— BEGIN Data for processing —
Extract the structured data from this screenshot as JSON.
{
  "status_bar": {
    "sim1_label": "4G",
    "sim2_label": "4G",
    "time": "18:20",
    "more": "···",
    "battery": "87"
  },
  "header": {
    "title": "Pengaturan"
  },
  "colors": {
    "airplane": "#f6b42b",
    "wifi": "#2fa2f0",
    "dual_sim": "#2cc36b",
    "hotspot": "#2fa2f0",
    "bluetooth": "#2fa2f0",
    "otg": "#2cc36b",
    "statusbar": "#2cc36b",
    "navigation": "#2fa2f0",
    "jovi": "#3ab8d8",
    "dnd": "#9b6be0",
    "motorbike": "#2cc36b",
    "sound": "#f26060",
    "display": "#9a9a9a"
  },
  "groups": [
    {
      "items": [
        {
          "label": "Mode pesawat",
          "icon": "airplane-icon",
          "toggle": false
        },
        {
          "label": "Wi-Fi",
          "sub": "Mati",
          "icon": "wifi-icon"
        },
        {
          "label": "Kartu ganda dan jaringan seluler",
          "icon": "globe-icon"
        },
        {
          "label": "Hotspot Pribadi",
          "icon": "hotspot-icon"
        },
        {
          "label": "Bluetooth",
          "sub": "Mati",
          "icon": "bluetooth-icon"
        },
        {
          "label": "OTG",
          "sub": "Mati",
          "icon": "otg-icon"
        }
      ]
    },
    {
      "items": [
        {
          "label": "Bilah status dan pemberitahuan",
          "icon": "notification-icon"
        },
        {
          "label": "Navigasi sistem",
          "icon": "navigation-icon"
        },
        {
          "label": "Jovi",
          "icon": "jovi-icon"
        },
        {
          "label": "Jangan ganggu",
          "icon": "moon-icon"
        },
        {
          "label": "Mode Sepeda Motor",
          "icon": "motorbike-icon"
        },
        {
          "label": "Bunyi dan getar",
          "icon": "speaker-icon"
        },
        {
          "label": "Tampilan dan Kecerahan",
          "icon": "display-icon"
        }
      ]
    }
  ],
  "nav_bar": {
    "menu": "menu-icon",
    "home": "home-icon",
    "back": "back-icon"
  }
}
— END Data for processing —
— BEGIN Data for processing —
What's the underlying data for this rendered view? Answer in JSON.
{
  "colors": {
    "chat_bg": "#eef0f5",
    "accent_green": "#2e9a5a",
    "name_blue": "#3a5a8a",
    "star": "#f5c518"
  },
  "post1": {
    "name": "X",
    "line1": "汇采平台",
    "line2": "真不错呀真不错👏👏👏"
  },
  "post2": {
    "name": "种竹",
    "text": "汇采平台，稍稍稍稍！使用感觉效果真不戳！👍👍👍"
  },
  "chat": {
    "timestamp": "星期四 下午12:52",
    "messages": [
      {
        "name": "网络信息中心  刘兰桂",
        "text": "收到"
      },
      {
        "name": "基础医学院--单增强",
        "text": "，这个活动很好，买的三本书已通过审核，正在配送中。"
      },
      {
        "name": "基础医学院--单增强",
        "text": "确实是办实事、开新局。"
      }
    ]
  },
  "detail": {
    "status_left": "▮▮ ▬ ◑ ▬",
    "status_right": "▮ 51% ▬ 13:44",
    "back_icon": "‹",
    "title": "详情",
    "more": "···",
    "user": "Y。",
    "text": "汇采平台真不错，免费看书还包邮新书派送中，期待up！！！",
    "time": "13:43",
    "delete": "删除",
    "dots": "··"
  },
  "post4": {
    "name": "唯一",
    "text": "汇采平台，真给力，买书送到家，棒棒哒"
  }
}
— END Data for processing —
[Aim of the exercise]
Give only the number of lines in the entries that contain "text".

[Answer in full]
6